The input:
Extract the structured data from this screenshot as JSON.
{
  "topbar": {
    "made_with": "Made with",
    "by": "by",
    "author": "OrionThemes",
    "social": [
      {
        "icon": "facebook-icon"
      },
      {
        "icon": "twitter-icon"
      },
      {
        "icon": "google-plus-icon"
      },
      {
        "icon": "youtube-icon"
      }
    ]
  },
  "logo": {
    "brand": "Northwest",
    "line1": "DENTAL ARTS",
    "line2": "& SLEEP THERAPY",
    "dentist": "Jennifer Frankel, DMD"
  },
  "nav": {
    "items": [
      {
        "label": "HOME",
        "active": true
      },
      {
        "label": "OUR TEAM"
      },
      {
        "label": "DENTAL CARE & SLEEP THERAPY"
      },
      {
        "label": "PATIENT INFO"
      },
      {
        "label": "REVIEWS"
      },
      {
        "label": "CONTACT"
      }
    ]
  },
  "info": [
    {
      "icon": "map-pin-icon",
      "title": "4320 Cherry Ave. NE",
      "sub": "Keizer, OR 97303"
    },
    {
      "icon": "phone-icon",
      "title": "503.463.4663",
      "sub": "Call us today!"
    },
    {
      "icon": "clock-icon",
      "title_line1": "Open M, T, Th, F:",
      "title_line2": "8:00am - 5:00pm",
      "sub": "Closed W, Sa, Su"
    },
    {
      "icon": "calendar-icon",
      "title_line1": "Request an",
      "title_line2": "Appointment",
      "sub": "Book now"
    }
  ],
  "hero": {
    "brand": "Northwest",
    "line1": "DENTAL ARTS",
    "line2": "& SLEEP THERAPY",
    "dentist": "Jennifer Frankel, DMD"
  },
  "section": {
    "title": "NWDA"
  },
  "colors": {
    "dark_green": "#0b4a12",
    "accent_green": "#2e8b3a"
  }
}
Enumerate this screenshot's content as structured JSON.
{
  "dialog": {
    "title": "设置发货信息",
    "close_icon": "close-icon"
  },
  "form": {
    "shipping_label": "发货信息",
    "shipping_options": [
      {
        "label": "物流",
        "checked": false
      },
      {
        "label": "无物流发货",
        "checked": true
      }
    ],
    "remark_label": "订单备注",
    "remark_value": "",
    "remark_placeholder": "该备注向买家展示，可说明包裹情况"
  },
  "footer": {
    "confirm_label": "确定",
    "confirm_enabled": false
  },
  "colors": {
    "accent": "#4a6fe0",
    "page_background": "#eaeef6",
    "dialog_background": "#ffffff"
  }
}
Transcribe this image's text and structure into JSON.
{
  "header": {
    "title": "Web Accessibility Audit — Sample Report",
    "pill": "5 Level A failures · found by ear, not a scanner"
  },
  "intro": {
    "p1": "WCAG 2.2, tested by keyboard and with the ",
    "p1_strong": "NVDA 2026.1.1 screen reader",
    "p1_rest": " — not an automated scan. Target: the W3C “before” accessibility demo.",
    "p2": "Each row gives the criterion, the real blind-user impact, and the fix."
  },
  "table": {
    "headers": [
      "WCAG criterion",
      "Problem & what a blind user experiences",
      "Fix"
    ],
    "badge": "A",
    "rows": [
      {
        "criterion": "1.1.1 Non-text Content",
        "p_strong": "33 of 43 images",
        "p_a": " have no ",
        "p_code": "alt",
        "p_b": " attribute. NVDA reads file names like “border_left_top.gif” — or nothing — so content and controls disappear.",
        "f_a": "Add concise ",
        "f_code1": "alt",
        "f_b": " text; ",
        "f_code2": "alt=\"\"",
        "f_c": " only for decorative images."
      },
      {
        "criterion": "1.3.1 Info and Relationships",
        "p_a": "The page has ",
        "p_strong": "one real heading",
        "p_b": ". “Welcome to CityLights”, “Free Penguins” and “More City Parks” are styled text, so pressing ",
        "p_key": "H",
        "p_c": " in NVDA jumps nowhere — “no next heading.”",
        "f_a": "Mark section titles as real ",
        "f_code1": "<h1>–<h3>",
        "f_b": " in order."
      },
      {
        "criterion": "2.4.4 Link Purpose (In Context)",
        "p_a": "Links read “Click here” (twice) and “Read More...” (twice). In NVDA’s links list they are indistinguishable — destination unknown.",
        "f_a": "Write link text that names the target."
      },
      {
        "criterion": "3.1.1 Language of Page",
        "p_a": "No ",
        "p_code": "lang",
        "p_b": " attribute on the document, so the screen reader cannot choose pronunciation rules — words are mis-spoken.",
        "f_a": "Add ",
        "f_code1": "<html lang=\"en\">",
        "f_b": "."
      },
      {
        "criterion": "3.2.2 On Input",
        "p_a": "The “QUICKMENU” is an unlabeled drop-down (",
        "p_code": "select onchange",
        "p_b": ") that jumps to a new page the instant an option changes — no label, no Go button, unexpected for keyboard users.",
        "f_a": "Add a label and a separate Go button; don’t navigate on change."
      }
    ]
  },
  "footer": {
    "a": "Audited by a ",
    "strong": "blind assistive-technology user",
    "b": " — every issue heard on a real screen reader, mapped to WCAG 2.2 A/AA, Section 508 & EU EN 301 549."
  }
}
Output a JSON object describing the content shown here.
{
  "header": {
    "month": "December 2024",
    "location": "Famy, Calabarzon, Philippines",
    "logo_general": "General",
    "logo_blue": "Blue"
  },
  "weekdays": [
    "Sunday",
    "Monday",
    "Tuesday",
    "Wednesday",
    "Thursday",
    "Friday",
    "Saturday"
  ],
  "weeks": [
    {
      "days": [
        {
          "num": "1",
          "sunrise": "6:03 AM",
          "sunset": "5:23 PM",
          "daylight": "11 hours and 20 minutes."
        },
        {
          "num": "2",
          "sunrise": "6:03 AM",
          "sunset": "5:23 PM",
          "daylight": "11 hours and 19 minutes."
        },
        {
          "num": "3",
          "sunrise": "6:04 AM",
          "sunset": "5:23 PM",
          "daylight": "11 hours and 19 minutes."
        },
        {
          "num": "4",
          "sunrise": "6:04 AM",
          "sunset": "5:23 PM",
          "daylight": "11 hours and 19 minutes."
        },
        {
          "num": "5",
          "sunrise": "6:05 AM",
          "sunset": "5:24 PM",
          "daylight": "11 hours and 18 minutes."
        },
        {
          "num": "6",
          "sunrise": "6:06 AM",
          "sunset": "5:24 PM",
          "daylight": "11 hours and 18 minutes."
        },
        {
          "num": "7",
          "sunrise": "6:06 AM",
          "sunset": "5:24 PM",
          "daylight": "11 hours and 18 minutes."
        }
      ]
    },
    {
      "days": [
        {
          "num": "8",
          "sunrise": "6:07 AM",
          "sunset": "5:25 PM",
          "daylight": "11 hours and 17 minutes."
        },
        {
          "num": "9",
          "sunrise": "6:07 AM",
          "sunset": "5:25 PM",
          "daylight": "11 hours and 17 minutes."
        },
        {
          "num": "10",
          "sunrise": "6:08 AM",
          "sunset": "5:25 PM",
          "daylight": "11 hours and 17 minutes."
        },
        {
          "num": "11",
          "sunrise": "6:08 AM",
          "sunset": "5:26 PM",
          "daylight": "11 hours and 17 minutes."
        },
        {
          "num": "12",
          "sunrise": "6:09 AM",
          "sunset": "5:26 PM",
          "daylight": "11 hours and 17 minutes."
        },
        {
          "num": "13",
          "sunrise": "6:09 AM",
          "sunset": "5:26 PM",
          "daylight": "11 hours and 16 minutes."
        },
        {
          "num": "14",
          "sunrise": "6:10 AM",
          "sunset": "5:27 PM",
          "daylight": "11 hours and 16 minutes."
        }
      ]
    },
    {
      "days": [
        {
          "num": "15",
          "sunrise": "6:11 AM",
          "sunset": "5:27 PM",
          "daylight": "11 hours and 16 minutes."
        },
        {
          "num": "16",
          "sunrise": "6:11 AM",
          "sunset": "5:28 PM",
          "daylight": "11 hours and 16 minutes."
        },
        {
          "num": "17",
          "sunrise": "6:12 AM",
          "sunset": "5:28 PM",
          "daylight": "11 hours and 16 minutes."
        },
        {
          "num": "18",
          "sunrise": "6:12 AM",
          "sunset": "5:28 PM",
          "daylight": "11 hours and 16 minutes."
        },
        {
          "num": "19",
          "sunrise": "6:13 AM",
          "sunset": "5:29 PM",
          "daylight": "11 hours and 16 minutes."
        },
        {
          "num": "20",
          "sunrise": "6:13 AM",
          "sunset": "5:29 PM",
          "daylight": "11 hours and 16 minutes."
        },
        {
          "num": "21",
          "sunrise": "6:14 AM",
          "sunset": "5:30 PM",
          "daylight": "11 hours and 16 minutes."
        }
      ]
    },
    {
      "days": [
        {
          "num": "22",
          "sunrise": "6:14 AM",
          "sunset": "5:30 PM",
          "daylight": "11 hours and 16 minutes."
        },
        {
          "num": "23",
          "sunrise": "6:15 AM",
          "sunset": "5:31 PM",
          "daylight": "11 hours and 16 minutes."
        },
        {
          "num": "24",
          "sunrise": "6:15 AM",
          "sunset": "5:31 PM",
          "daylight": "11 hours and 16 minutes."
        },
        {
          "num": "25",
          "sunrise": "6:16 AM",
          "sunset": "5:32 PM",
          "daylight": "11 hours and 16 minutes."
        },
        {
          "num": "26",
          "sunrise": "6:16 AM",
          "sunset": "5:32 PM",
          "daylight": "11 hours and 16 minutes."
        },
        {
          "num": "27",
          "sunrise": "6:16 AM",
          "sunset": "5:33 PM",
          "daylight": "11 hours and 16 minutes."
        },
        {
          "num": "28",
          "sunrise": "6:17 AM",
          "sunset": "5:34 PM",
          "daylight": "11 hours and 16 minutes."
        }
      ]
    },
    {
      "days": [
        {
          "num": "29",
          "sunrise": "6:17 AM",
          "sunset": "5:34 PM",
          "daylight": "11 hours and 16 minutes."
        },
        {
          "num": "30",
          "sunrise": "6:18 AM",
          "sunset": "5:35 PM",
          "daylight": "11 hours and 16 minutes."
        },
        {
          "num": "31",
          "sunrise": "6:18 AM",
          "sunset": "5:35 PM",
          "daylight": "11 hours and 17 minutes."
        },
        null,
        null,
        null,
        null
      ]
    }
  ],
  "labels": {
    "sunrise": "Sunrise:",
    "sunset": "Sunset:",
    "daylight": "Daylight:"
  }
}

Exercise aim:
Find how many lines of the material carry the string "WCAG". Only the number should be in the answer.

Solution for this task:
3